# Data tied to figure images
------------------------------------------------------------
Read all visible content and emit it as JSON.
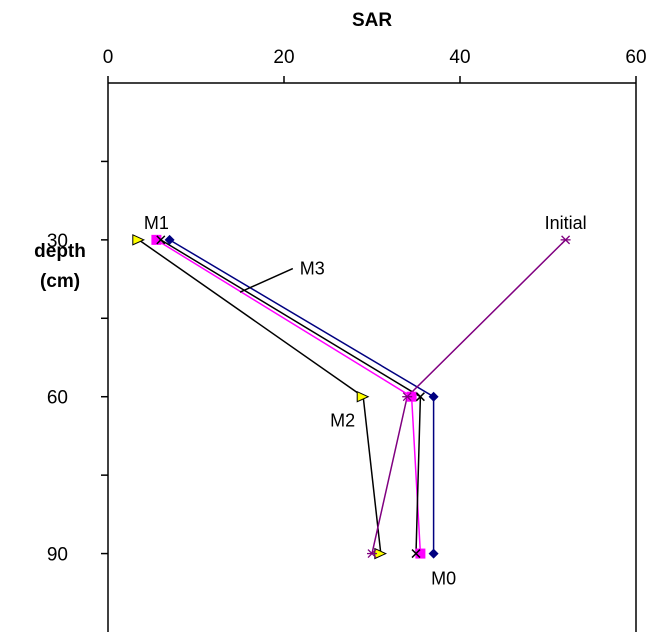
{
  "chart_data": {
    "type": "line",
    "xlabel": "SAR",
    "ylabel_line1": "depth",
    "ylabel_line2": "(cm)",
    "xlim": [
      0,
      60
    ],
    "ylim": [
      0,
      105
    ],
    "x_axis_position": "top",
    "y_axis_inverted": true,
    "grid": false,
    "xticks": [
      0,
      20,
      40,
      60
    ],
    "yticks_labeled": [
      30,
      60,
      90
    ],
    "yticks_minor": [
      15,
      45,
      75
    ],
    "series": [
      {
        "name": "M0",
        "color": "#000080",
        "marker": "diamond",
        "points": [
          [
            7,
            30
          ],
          [
            37,
            60
          ],
          [
            37,
            90
          ]
        ]
      },
      {
        "name": "M1",
        "color": "#ff00ff",
        "marker": "square",
        "points": [
          [
            5.5,
            30
          ],
          [
            34.5,
            60
          ],
          [
            35.5,
            90
          ]
        ]
      },
      {
        "name": "M2",
        "color": "#000000",
        "marker": "triangle",
        "points": [
          [
            3.5,
            30
          ],
          [
            29,
            60
          ],
          [
            31,
            90
          ]
        ]
      },
      {
        "name": "M3",
        "color": "#000000",
        "marker": "x",
        "points": [
          [
            6,
            30
          ],
          [
            35.5,
            60
          ],
          [
            35,
            90
          ]
        ]
      },
      {
        "name": "Initial",
        "color": "#800080",
        "marker": "star",
        "points": [
          [
            52,
            30
          ],
          [
            34,
            60
          ],
          [
            30,
            90
          ]
        ]
      }
    ],
    "annotations": [
      {
        "text": "M1",
        "x": 5.5,
        "y": 30,
        "anchor": "above"
      },
      {
        "text": "M3",
        "leader_from": [
          15,
          40
        ],
        "leader_to": [
          21,
          35.5
        ]
      },
      {
        "text": "Initial",
        "x": 52,
        "y": 30,
        "anchor": "above"
      },
      {
        "text": "M2",
        "x": 29,
        "y": 60,
        "anchor": "below-left"
      },
      {
        "text": "M0",
        "x": 37,
        "y": 90,
        "anchor": "below"
      }
    ]
  }
}
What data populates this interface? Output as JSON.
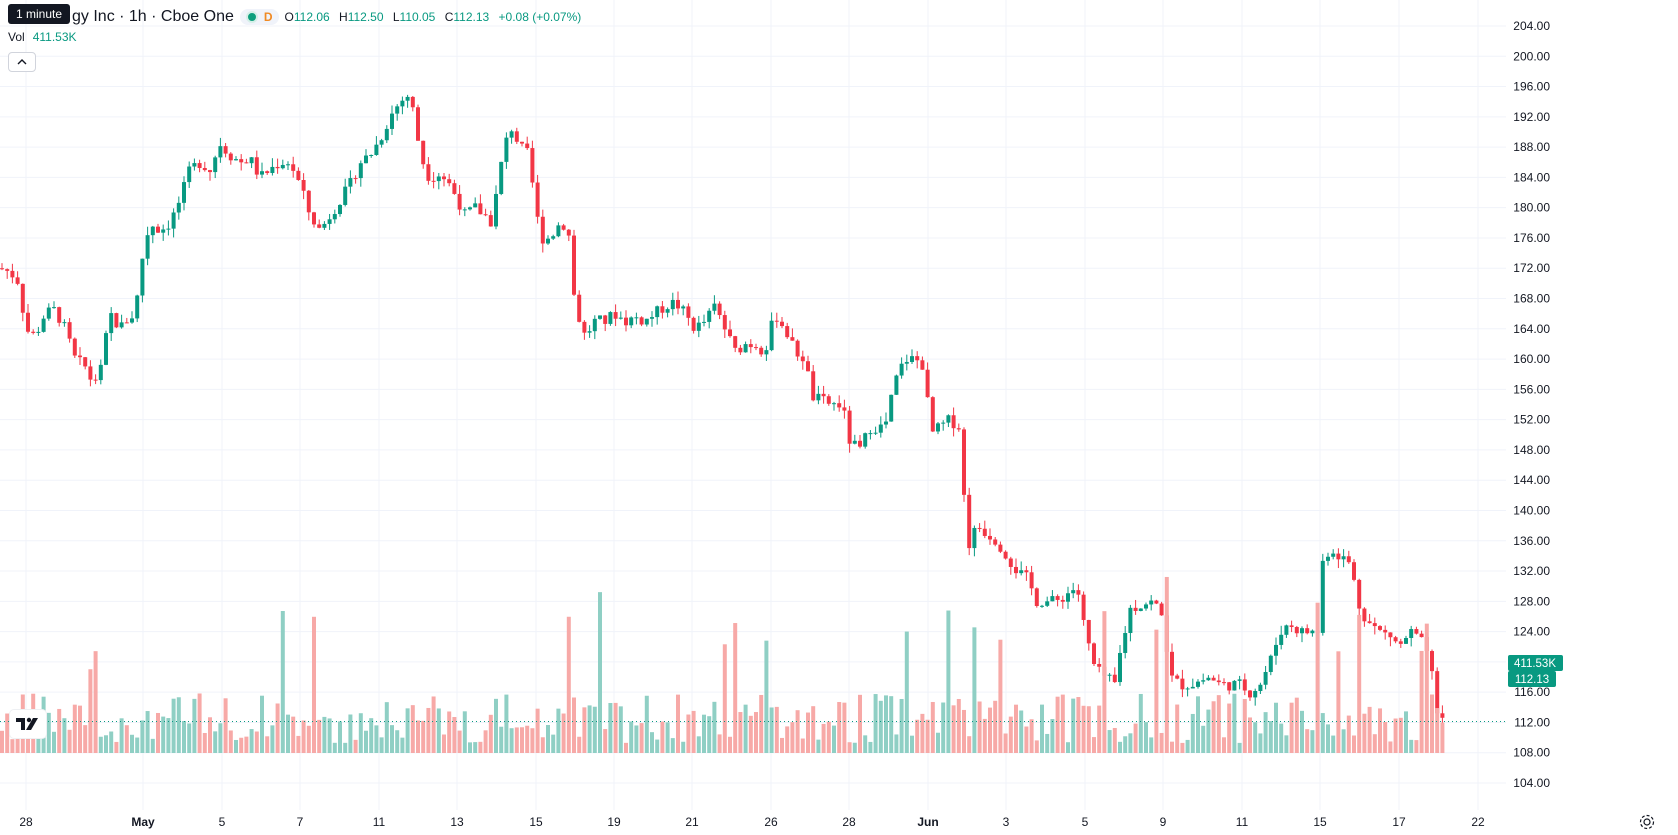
{
  "tooltip": "1 minute",
  "legend": {
    "symbol": "gy Inc · 1h · Cboe One",
    "interval_badge": "D",
    "open_label": "O",
    "open": "112.06",
    "high_label": "H",
    "high": "112.50",
    "low_label": "L",
    "low": "110.05",
    "close_label": "C",
    "close": "112.13",
    "change": "+0.08 (+0.07%)"
  },
  "volume": {
    "label": "Vol",
    "value": "411.53K"
  },
  "price_axis": {
    "last_volume_tag": "411.53K",
    "last_price_tag": "112.13"
  },
  "colors": {
    "up": "#089981",
    "down": "#f23645",
    "vol_up": "#8fcfc4",
    "vol_down": "#f7a9a7",
    "grid": "#f0f3fa"
  },
  "icons": [
    "tradingview-logo-icon",
    "chevron-up-icon",
    "settings-icon"
  ],
  "chart_data": {
    "type": "candlestick",
    "ylim": [
      102,
      206
    ],
    "y_ticks": [
      104,
      108,
      112,
      116,
      120,
      124,
      128,
      132,
      136,
      140,
      144,
      148,
      152,
      156,
      160,
      164,
      168,
      172,
      176,
      180,
      184,
      188,
      192,
      196,
      200,
      204
    ],
    "x_ticks": [
      "28",
      "May",
      "5",
      "7",
      "11",
      "13",
      "15",
      "19",
      "21",
      "26",
      "28",
      "Jun",
      "3",
      "5",
      "9",
      "11",
      "15",
      "17",
      "22"
    ],
    "series": [
      {
        "name": "price",
        "path": [
          [
            0,
            172
          ],
          [
            10,
            171.5
          ],
          [
            20,
            170
          ],
          [
            25,
            164
          ],
          [
            35,
            163
          ],
          [
            45,
            166
          ],
          [
            55,
            166.5
          ],
          [
            65,
            164
          ],
          [
            75,
            160
          ],
          [
            85,
            159
          ],
          [
            92,
            157
          ],
          [
            100,
            158
          ],
          [
            105,
            162
          ],
          [
            110,
            166
          ],
          [
            120,
            164
          ],
          [
            125,
            165
          ],
          [
            135,
            166
          ],
          [
            143,
            174
          ],
          [
            150,
            178
          ],
          [
            160,
            177
          ],
          [
            170,
            178
          ],
          [
            180,
            181
          ],
          [
            190,
            185
          ],
          [
            200,
            186
          ],
          [
            210,
            185
          ],
          [
            220,
            188.5
          ],
          [
            230,
            187
          ],
          [
            240,
            186
          ],
          [
            250,
            186.5
          ],
          [
            260,
            184
          ],
          [
            270,
            185
          ],
          [
            280,
            186
          ],
          [
            290,
            186
          ],
          [
            300,
            183
          ],
          [
            310,
            179
          ],
          [
            320,
            177
          ],
          [
            330,
            179
          ],
          [
            340,
            181
          ],
          [
            350,
            183
          ],
          [
            360,
            186
          ],
          [
            370,
            187
          ],
          [
            380,
            189
          ],
          [
            390,
            192
          ],
          [
            400,
            194
          ],
          [
            410,
            195
          ],
          [
            418,
            189
          ],
          [
            425,
            185
          ],
          [
            430,
            184
          ],
          [
            440,
            184.5
          ],
          [
            450,
            183
          ],
          [
            458,
            181
          ],
          [
            465,
            179
          ],
          [
            475,
            180
          ],
          [
            485,
            179
          ],
          [
            492,
            178
          ],
          [
            500,
            185
          ],
          [
            510,
            191
          ],
          [
            520,
            188
          ],
          [
            528,
            187
          ],
          [
            535,
            181
          ],
          [
            540,
            176
          ],
          [
            550,
            176
          ],
          [
            560,
            178
          ],
          [
            568,
            177.5
          ],
          [
            575,
            167
          ],
          [
            585,
            163
          ],
          [
            595,
            165
          ],
          [
            605,
            165
          ],
          [
            615,
            166
          ],
          [
            625,
            165
          ],
          [
            635,
            165.5
          ],
          [
            645,
            165
          ],
          [
            655,
            166
          ],
          [
            665,
            167
          ],
          [
            675,
            167.5
          ],
          [
            685,
            166
          ],
          [
            695,
            164
          ],
          [
            705,
            165
          ],
          [
            715,
            167
          ],
          [
            725,
            164
          ],
          [
            735,
            161
          ],
          [
            745,
            162
          ],
          [
            755,
            162
          ],
          [
            765,
            161
          ],
          [
            775,
            166
          ],
          [
            785,
            164
          ],
          [
            795,
            161
          ],
          [
            805,
            160
          ],
          [
            812,
            155
          ],
          [
            822,
            154.5
          ],
          [
            832,
            154
          ],
          [
            842,
            154
          ],
          [
            850,
            149
          ],
          [
            860,
            148
          ],
          [
            870,
            151
          ],
          [
            880,
            151
          ],
          [
            885,
            151
          ],
          [
            895,
            157
          ],
          [
            905,
            160
          ],
          [
            915,
            160
          ],
          [
            925,
            159
          ],
          [
            930,
            150
          ],
          [
            940,
            151
          ],
          [
            950,
            152
          ],
          [
            960,
            151
          ],
          [
            967,
            135
          ],
          [
            977,
            138
          ],
          [
            987,
            137
          ],
          [
            997,
            136
          ],
          [
            1007,
            134
          ],
          [
            1017,
            132
          ],
          [
            1027,
            131
          ],
          [
            1037,
            128
          ],
          [
            1047,
            128
          ],
          [
            1057,
            128
          ],
          [
            1067,
            129
          ],
          [
            1077,
            130
          ],
          [
            1085,
            124
          ],
          [
            1095,
            119
          ],
          [
            1105,
            118
          ],
          [
            1115,
            117
          ],
          [
            1120,
            121
          ],
          [
            1130,
            127
          ],
          [
            1140,
            127.5
          ],
          [
            1150,
            128
          ],
          [
            1160,
            127
          ],
          [
            1165,
            124
          ],
          [
            1170,
            118
          ],
          [
            1180,
            117
          ],
          [
            1190,
            117
          ],
          [
            1200,
            117.5
          ],
          [
            1210,
            118
          ],
          [
            1220,
            117
          ],
          [
            1230,
            117
          ],
          [
            1240,
            117
          ],
          [
            1250,
            116
          ],
          [
            1260,
            117
          ],
          [
            1270,
            120
          ],
          [
            1280,
            124
          ],
          [
            1290,
            125
          ],
          [
            1300,
            124
          ],
          [
            1310,
            124
          ],
          [
            1318,
            124
          ],
          [
            1322,
            133
          ],
          [
            1330,
            135
          ],
          [
            1340,
            134
          ],
          [
            1350,
            133
          ],
          [
            1360,
            127
          ],
          [
            1370,
            125
          ],
          [
            1380,
            124
          ],
          [
            1390,
            123.5
          ],
          [
            1400,
            122
          ],
          [
            1410,
            124
          ],
          [
            1420,
            123
          ],
          [
            1430,
            120
          ],
          [
            1438,
            113
          ],
          [
            1445,
            112.13
          ]
        ]
      },
      {
        "name": "volume",
        "range": [
          0,
          1.8
        ]
      }
    ]
  }
}
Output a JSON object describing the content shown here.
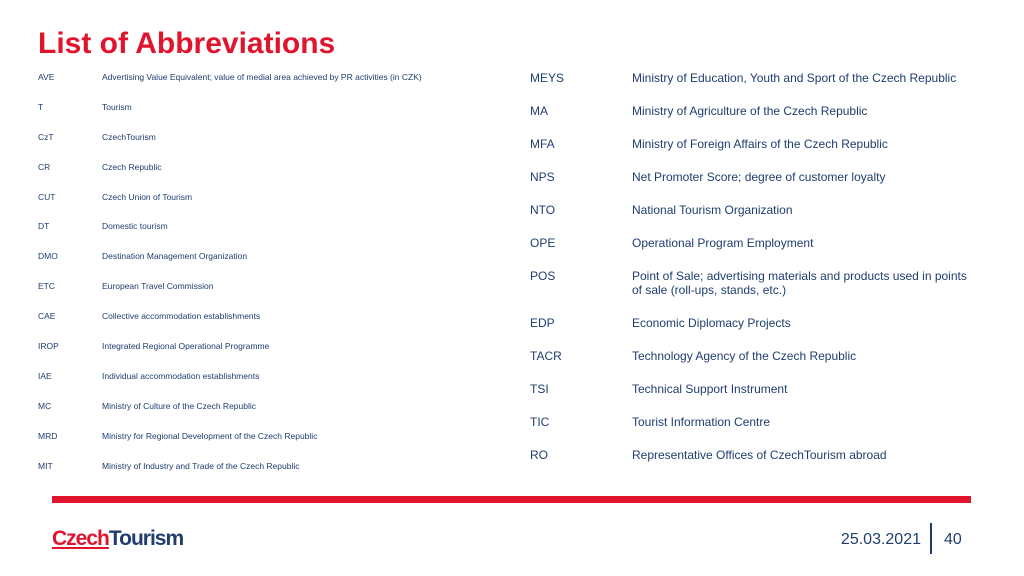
------------------------------------------------------------
# Directions for this task
From the listing, copy every line where the string "Output" appears.

# Expected answer
What data populates this interface? Output as JSON.
Output a JSON object describing the content shown here.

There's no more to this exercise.